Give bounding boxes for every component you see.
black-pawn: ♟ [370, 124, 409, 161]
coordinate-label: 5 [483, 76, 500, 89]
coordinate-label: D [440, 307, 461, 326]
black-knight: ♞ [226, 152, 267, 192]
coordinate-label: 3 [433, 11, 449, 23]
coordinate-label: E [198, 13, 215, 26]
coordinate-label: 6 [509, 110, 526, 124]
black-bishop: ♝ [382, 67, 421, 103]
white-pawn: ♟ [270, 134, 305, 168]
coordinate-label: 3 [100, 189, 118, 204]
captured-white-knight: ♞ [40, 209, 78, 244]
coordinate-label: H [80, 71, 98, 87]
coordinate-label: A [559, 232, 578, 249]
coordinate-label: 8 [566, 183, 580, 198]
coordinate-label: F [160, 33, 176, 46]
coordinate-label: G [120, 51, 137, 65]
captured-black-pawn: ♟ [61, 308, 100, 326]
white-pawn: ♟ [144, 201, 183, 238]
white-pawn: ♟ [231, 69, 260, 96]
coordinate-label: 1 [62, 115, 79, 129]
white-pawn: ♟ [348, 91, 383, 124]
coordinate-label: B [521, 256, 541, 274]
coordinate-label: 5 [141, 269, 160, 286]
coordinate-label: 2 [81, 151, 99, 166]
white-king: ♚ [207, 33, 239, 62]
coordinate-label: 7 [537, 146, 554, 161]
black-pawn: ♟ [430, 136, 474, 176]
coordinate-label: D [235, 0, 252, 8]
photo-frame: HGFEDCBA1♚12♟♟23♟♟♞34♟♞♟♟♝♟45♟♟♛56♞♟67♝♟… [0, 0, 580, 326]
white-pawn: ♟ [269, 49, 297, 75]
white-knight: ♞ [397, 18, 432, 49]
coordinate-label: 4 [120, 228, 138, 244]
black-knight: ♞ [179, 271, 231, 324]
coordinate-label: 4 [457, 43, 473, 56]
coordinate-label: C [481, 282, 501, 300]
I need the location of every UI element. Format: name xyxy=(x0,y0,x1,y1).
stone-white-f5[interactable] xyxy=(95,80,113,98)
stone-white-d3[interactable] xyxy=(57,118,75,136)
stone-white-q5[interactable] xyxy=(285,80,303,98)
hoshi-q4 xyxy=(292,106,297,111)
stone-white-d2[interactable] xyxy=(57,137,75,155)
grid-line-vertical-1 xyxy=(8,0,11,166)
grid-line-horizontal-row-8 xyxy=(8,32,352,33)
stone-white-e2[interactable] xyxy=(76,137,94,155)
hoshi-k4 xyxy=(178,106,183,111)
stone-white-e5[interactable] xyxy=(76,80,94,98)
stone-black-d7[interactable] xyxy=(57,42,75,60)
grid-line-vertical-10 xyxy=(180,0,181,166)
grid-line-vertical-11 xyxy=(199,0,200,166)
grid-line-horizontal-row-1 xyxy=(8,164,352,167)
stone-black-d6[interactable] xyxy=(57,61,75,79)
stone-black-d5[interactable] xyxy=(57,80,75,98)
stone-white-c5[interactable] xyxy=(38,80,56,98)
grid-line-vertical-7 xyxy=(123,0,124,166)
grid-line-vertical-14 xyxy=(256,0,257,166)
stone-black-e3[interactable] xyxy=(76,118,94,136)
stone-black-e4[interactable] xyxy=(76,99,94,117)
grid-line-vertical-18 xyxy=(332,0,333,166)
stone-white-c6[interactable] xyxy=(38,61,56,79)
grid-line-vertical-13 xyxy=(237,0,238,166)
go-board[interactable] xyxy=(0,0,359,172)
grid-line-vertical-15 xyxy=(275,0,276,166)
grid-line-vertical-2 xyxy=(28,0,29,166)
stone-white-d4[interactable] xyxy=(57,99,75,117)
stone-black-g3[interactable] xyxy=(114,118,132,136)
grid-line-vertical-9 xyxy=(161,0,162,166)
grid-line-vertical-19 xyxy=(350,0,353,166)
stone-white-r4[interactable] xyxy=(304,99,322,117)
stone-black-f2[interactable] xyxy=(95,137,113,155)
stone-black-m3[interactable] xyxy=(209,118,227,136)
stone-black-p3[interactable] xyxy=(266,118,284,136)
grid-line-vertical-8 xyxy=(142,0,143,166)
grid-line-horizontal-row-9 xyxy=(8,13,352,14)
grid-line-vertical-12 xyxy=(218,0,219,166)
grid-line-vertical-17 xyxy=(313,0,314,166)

• • • • •

* **Aim**: Copy all of the data above verbatim, keeping every line in its original order and every character unchanged.

* **Response to the exercise**:
Give bounding boxes for every component you see.
black-pawn: ♟ [370, 124, 409, 161]
coordinate-label: 5 [483, 76, 500, 89]
coordinate-label: D [440, 307, 461, 326]
black-knight: ♞ [226, 152, 267, 192]
coordinate-label: 3 [433, 11, 449, 23]
coordinate-label: E [198, 13, 215, 26]
coordinate-label: 6 [509, 110, 526, 124]
black-bishop: ♝ [382, 67, 421, 103]
white-pawn: ♟ [270, 134, 305, 168]
coordinate-label: 3 [100, 189, 118, 204]
captured-white-knight: ♞ [40, 209, 78, 244]
coordinate-label: H [80, 71, 98, 87]
coordinate-label: A [559, 232, 578, 249]
coordinate-label: 8 [566, 183, 580, 198]
coordinate-label: F [160, 33, 176, 46]
coordinate-label: G [120, 51, 137, 65]
captured-black-pawn: ♟ [61, 308, 100, 326]
white-pawn: ♟ [144, 201, 183, 238]
white-pawn: ♟ [231, 69, 260, 96]
coordinate-label: 1 [62, 115, 79, 129]
white-pawn: ♟ [348, 91, 383, 124]
coordinate-label: B [521, 256, 541, 274]
coordinate-label: 5 [141, 269, 160, 286]
coordinate-label: 2 [81, 151, 99, 166]
white-king: ♚ [207, 33, 239, 62]
coordinate-label: 7 [537, 146, 554, 161]
black-pawn: ♟ [430, 136, 474, 176]
coordinate-label: D [235, 0, 252, 8]
photo-frame: HGFEDCBA1♚12♟♟23♟♟♞34♟♞♟♟♝♟45♟♟♛56♞♟67♝♟… [0, 0, 580, 326]
white-pawn: ♟ [269, 49, 297, 75]
white-knight: ♞ [397, 18, 432, 49]
coordinate-label: 4 [120, 228, 138, 244]
black-knight: ♞ [179, 271, 231, 324]
coordinate-label: 4 [457, 43, 473, 56]
coordinate-label: C [481, 282, 501, 300]
I need the location of every UI element. Format: name xyxy=(x0,y0,x1,y1).
stone-white-f5[interactable] xyxy=(95,80,113,98)
stone-white-d3[interactable] xyxy=(57,118,75,136)
stone-white-q5[interactable] xyxy=(285,80,303,98)
hoshi-q4 xyxy=(292,106,297,111)
stone-white-d2[interactable] xyxy=(57,137,75,155)
grid-line-vertical-1 xyxy=(8,0,11,166)
grid-line-horizontal-row-8 xyxy=(8,32,352,33)
stone-white-e2[interactable] xyxy=(76,137,94,155)
hoshi-k4 xyxy=(178,106,183,111)
stone-white-e5[interactable] xyxy=(76,80,94,98)
stone-black-d7[interactable] xyxy=(57,42,75,60)
grid-line-vertical-10 xyxy=(180,0,181,166)
grid-line-vertical-11 xyxy=(199,0,200,166)
grid-line-horizontal-row-1 xyxy=(8,164,352,167)
stone-black-d6[interactable] xyxy=(57,61,75,79)
stone-black-d5[interactable] xyxy=(57,80,75,98)
stone-white-c5[interactable] xyxy=(38,80,56,98)
grid-line-vertical-7 xyxy=(123,0,124,166)
grid-line-vertical-14 xyxy=(256,0,257,166)
stone-black-e3[interactable] xyxy=(76,118,94,136)
stone-black-e4[interactable] xyxy=(76,99,94,117)
grid-line-vertical-18 xyxy=(332,0,333,166)
stone-white-c6[interactable] xyxy=(38,61,56,79)
grid-line-vertical-13 xyxy=(237,0,238,166)
go-board[interactable] xyxy=(0,0,359,172)
grid-line-vertical-15 xyxy=(275,0,276,166)
grid-line-vertical-2 xyxy=(28,0,29,166)
stone-white-d4[interactable] xyxy=(57,99,75,117)
stone-black-g3[interactable] xyxy=(114,118,132,136)
grid-line-vertical-9 xyxy=(161,0,162,166)
grid-line-vertical-19 xyxy=(350,0,353,166)
stone-white-r4[interactable] xyxy=(304,99,322,117)
stone-black-f2[interactable] xyxy=(95,137,113,155)
stone-black-m3[interactable] xyxy=(209,118,227,136)
stone-black-p3[interactable] xyxy=(266,118,284,136)
grid-line-vertical-8 xyxy=(142,0,143,166)
grid-line-horizontal-row-9 xyxy=(8,13,352,14)
grid-line-vertical-12 xyxy=(218,0,219,166)
grid-line-vertical-17 xyxy=(313,0,314,166)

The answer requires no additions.